The task:
Go through the records and show each line where the word "obtener" occurs.

Available data:
....

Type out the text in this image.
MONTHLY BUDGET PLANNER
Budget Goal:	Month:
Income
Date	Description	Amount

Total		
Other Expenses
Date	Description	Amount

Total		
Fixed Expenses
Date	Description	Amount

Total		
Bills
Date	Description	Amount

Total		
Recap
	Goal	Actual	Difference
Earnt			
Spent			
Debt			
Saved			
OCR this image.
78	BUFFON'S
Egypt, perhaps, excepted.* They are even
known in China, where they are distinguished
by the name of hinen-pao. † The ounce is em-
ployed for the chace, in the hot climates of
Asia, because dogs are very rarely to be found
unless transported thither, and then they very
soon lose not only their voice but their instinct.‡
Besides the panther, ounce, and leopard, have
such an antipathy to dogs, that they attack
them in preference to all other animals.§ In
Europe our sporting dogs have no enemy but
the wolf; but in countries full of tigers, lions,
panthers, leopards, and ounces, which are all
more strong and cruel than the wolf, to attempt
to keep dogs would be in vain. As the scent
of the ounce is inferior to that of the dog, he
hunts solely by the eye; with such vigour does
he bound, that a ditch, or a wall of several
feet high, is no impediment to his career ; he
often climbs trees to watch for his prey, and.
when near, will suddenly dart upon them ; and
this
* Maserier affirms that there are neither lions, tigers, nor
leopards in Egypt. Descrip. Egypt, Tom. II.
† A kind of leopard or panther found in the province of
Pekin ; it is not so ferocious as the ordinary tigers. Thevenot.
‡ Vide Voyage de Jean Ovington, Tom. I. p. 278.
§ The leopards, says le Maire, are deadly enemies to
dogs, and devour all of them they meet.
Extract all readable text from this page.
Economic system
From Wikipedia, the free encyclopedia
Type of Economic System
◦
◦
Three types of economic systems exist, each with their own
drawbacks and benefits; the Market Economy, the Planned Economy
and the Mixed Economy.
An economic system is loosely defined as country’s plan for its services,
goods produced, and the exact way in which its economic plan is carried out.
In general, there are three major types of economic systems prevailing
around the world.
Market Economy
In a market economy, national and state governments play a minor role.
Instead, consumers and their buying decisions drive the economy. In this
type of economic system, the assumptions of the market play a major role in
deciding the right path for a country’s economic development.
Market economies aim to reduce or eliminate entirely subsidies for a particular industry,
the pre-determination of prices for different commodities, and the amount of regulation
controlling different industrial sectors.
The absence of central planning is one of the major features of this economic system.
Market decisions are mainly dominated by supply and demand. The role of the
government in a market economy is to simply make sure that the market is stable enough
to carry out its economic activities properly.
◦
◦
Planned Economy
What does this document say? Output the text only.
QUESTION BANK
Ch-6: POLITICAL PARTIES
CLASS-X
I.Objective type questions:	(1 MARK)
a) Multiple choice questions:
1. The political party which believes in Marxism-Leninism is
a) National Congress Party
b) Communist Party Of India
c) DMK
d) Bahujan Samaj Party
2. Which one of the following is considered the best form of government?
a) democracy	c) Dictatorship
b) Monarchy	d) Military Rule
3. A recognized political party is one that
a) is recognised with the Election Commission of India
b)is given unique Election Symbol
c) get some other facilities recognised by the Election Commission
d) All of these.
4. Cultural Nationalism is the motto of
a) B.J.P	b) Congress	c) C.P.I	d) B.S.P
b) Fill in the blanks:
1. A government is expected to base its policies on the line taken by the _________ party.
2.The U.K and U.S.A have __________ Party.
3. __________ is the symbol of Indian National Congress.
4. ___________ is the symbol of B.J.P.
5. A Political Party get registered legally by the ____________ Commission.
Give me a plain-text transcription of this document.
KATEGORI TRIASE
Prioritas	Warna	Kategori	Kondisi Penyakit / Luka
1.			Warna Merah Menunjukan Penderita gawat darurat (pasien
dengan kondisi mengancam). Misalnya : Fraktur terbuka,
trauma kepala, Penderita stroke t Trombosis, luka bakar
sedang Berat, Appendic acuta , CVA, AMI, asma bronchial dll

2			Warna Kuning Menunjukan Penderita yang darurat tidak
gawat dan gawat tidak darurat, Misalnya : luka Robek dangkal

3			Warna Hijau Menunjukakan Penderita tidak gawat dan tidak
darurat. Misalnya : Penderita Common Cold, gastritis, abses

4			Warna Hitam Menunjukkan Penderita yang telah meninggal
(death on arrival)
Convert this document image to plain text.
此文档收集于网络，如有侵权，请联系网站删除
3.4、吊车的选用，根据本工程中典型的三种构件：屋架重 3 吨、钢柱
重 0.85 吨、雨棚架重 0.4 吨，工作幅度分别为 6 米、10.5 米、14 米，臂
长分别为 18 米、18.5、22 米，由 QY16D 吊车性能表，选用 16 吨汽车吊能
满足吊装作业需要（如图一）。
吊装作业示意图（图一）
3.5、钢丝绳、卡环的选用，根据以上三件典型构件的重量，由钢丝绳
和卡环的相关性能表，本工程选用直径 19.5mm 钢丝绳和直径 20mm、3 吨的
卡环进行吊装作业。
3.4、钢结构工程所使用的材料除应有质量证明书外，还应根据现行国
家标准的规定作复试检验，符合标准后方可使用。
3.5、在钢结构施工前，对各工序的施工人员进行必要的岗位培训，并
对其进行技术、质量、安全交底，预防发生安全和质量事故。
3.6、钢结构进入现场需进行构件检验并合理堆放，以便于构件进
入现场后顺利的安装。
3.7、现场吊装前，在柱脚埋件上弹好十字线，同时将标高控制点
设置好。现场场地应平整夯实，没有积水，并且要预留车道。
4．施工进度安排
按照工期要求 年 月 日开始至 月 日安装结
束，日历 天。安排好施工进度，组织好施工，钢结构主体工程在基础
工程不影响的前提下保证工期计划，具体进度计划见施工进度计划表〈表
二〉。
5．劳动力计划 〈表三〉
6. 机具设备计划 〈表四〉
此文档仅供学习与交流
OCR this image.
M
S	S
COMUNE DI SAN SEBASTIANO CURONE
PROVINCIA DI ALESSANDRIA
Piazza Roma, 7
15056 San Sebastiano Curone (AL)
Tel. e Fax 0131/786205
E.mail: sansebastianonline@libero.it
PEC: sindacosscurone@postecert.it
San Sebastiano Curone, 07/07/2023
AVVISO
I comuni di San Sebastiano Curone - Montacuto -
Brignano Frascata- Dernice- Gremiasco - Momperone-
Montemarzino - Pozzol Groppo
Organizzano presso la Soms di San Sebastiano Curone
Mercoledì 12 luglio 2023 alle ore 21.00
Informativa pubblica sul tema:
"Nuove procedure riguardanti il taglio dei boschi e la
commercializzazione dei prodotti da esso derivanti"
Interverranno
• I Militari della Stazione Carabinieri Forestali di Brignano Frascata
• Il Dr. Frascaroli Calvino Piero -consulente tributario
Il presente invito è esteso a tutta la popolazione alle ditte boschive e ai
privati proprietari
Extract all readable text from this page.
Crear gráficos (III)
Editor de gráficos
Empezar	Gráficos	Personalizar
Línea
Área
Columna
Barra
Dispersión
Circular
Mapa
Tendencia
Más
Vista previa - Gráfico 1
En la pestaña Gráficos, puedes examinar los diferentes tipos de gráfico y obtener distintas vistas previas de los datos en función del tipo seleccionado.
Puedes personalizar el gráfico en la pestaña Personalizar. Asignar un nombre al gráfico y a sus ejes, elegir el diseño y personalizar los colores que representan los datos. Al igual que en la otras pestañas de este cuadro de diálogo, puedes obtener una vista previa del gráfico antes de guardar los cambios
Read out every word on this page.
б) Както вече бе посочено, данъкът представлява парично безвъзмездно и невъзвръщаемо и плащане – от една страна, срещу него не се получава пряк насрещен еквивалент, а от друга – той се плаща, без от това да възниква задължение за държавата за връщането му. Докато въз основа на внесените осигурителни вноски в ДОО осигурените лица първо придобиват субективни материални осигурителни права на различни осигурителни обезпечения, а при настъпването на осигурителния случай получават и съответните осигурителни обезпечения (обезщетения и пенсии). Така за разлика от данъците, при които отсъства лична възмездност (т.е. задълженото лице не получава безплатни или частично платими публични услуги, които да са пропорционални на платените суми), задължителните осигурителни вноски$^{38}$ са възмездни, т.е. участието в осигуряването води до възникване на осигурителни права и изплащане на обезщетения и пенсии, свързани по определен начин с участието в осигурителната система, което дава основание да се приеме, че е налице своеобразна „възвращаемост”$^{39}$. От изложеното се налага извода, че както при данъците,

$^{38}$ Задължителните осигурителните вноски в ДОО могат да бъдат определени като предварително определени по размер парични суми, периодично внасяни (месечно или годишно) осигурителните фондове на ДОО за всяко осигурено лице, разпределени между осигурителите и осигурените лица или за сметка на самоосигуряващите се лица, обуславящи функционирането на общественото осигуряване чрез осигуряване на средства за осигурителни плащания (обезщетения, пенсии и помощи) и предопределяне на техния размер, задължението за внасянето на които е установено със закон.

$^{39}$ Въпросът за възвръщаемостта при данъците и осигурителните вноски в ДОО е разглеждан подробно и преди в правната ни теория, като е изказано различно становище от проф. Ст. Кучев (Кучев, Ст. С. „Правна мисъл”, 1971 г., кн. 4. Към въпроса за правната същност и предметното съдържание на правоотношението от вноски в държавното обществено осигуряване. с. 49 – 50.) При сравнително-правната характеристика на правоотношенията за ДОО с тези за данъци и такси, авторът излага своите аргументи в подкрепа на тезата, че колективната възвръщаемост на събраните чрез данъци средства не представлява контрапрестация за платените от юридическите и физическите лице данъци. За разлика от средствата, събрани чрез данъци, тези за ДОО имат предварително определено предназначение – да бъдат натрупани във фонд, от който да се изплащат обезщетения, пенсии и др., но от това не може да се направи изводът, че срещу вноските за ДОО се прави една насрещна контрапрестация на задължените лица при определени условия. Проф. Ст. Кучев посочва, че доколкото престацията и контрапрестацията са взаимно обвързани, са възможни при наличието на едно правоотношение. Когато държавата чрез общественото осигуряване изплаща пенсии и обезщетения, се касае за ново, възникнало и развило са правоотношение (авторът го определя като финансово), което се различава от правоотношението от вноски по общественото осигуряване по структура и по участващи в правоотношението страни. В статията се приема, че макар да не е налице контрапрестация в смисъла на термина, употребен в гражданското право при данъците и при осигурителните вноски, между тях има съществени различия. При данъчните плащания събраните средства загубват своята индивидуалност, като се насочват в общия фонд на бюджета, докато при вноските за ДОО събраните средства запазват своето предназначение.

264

....

The result:
En la pestaña Gráficos, puedes examinar los diferentes tipos de gráfico y obtener distintas vistas previas de los datos en función del tipo seleccionado.
Puedes personalizar el gráfico en la pestaña Personalizar. Asignar un nombre al gráfico y a sus ejes, elegir el diseño y personalizar los colores que representan los datos. Al igual que en la otras pestañas de este cuadro de diálogo, puedes obtener una vista previa del gráfico antes de guardar los cambios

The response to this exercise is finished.